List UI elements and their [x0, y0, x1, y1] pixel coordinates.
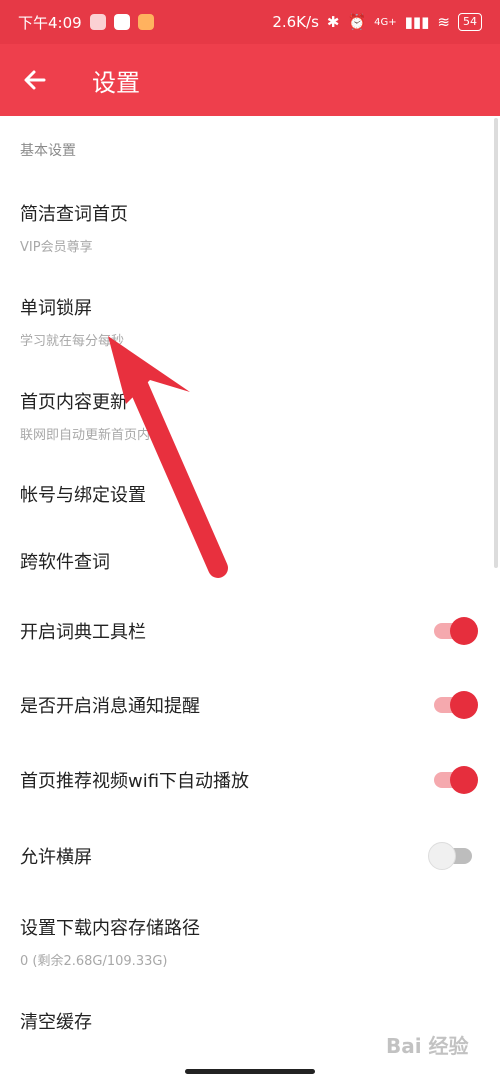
toggle-knob — [450, 617, 478, 645]
status-right: 2.6K/s ✱ ⏰ 4G+ ▮▮▮ ≋ 54 — [272, 13, 482, 31]
back-arrow-icon[interactable] — [0, 44, 70, 116]
section-label-basic: 基本设置 — [20, 143, 76, 159]
status-bar: 下午4:09 2.6K/s ✱ ⏰ 4G+ ▮▮▮ ≋ 54 — [0, 0, 500, 44]
heart-app-icon — [137, 14, 154, 30]
setting-label: 设置下载内容存储路径 — [20, 918, 200, 939]
alarm-icon: ⏰ — [347, 13, 367, 31]
setting-message-notification[interactable]: 是否开启消息通知提醒 — [0, 691, 500, 719]
setting-home-update[interactable]: 首页内容更新 联网即自动更新首页内容 — [0, 388, 500, 443]
setting-label: 跨软件查词 — [20, 552, 110, 573]
toggle-switch[interactable] — [428, 842, 472, 870]
setting-sublabel: 学习就在每分每秒 — [20, 334, 125, 349]
back-arrow-svg — [24, 70, 46, 90]
scrollbar[interactable] — [494, 118, 498, 568]
toggle-switch[interactable] — [434, 617, 478, 645]
status-time: 下午4:09 — [18, 13, 82, 32]
setting-allow-landscape[interactable]: 允许横屏 — [0, 842, 500, 870]
setting-video-autoplay[interactable]: 首页推荐视频wifi下自动播放 — [0, 766, 500, 794]
watermark-logo: Bai 经验 — [386, 1034, 469, 1058]
toggle-knob — [450, 691, 478, 719]
notification-app-icon — [89, 14, 106, 30]
setting-label: 简洁查词首页 — [20, 204, 128, 225]
app-bar: 设置 — [0, 44, 500, 116]
setting-dictionary-toolbar[interactable]: 开启词典工具栏 — [0, 617, 500, 645]
toggle-switch[interactable] — [434, 691, 478, 719]
toggle-knob — [450, 766, 478, 794]
play-store-icon — [113, 14, 130, 30]
battery-indicator: 54 — [458, 13, 482, 31]
setting-label: 单词锁屏 — [20, 298, 92, 319]
toggle-knob — [428, 842, 456, 870]
wifi-icon: ≋ — [437, 13, 450, 31]
setting-label: 首页内容更新 — [20, 392, 128, 413]
page-title: 设置 — [92, 68, 140, 97]
setting-simple-home[interactable]: 简洁查词首页 VIP会员尊享 — [0, 200, 500, 255]
setting-cross-app-lookup[interactable]: 跨软件查词 — [0, 548, 500, 574]
home-indicator[interactable] — [185, 1069, 315, 1074]
setting-label: 首页推荐视频wifi下自动播放 — [20, 771, 250, 792]
setting-label: 开启词典工具栏 — [20, 622, 146, 643]
setting-download-path[interactable]: 设置下载内容存储路径 0 (剩余2.68G/109.33G) — [0, 914, 500, 969]
setting-label: 是否开启消息通知提醒 — [20, 696, 200, 717]
setting-label: 帐号与绑定设置 — [20, 485, 146, 506]
setting-sublabel: VIP会员尊享 — [20, 240, 93, 255]
status-left: 下午4:09 — [18, 12, 154, 33]
setting-account-binding[interactable]: 帐号与绑定设置 — [0, 481, 500, 507]
network-type: 4G+ — [374, 16, 397, 28]
signal-icon: ▮▮▮ — [404, 13, 430, 31]
toggle-switch[interactable] — [434, 766, 478, 794]
bluetooth-icon: ✱ — [326, 13, 340, 31]
network-speed: 2.6K/s — [272, 13, 319, 31]
setting-word-lockscreen[interactable]: 单词锁屏 学习就在每分每秒 — [0, 294, 500, 349]
setting-sublabel: 0 (剩余2.68G/109.33G) — [20, 954, 168, 969]
setting-sublabel: 联网即自动更新首页内容 — [20, 428, 164, 443]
■ ■ ■ ■
Work to be completed –
Please copy out the lines of the material above, keeping each one unchanged, and leave out the pictures.

Response to this task –
List UI elements and their [x0, y0, x1, y1] pixel coordinates.
toggle-knob — [450, 617, 478, 645]
status-right: 2.6K/s ✱ ⏰ 4G+ ▮▮▮ ≋ 54 — [272, 13, 482, 31]
back-arrow-icon[interactable] — [0, 44, 70, 116]
section-label-basic: 基本设置 — [20, 143, 76, 159]
status-bar: 下午4:09 2.6K/s ✱ ⏰ 4G+ ▮▮▮ ≋ 54 — [0, 0, 500, 44]
heart-app-icon — [137, 14, 154, 30]
setting-label: 设置下载内容存储路径 — [20, 918, 200, 939]
alarm-icon: ⏰ — [347, 13, 367, 31]
setting-message-notification[interactable]: 是否开启消息通知提醒 — [0, 691, 500, 719]
setting-home-update[interactable]: 首页内容更新 联网即自动更新首页内容 — [0, 388, 500, 443]
setting-label: 跨软件查词 — [20, 552, 110, 573]
toggle-switch[interactable] — [428, 842, 472, 870]
setting-sublabel: 学习就在每分每秒 — [20, 334, 125, 349]
back-arrow-svg — [24, 70, 46, 90]
scrollbar[interactable] — [494, 118, 498, 568]
toggle-switch[interactable] — [434, 617, 478, 645]
status-time: 下午4:09 — [18, 13, 82, 32]
setting-allow-landscape[interactable]: 允许横屏 — [0, 842, 500, 870]
setting-video-autoplay[interactable]: 首页推荐视频wifi下自动播放 — [0, 766, 500, 794]
watermark-logo: Bai 经验 — [386, 1034, 469, 1058]
toggle-knob — [450, 691, 478, 719]
notification-app-icon — [89, 14, 106, 30]
setting-label: 简洁查词首页 — [20, 204, 128, 225]
app-bar: 设置 — [0, 44, 500, 116]
setting-dictionary-toolbar[interactable]: 开启词典工具栏 — [0, 617, 500, 645]
toggle-switch[interactable] — [434, 691, 478, 719]
toggle-knob — [450, 766, 478, 794]
play-store-icon — [113, 14, 130, 30]
battery-indicator: 54 — [458, 13, 482, 31]
setting-label: 单词锁屏 — [20, 298, 92, 319]
toggle-knob — [428, 842, 456, 870]
wifi-icon: ≋ — [437, 13, 450, 31]
setting-label: 首页内容更新 — [20, 392, 128, 413]
page-title: 设置 — [92, 68, 140, 97]
setting-simple-home[interactable]: 简洁查词首页 VIP会员尊享 — [0, 200, 500, 255]
setting-cross-app-lookup[interactable]: 跨软件查词 — [0, 548, 500, 574]
home-indicator[interactable] — [185, 1069, 315, 1074]
setting-label: 首页推荐视频wifi下自动播放 — [20, 771, 250, 792]
setting-label: 开启词典工具栏 — [20, 622, 146, 643]
setting-download-path[interactable]: 设置下载内容存储路径 0 (剩余2.68G/109.33G) — [0, 914, 500, 969]
setting-label: 是否开启消息通知提醒 — [20, 696, 200, 717]
setting-label: 帐号与绑定设置 — [20, 485, 146, 506]
setting-sublabel: VIP会员尊享 — [20, 240, 93, 255]
status-left: 下午4:09 — [18, 12, 154, 33]
setting-account-binding[interactable]: 帐号与绑定设置 — [0, 481, 500, 507]
network-type: 4G+ — [374, 16, 397, 28]
signal-icon: ▮▮▮ — [404, 13, 430, 31]
toggle-switch[interactable] — [434, 766, 478, 794]
bluetooth-icon: ✱ — [326, 13, 340, 31]
network-speed: 2.6K/s — [272, 13, 319, 31]
setting-word-lockscreen[interactable]: 单词锁屏 学习就在每分每秒 — [0, 294, 500, 349]
setting-sublabel: 0 (剩余2.68G/109.33G) — [20, 954, 168, 969]
setting-sublabel: 联网即自动更新首页内容 — [20, 428, 164, 443]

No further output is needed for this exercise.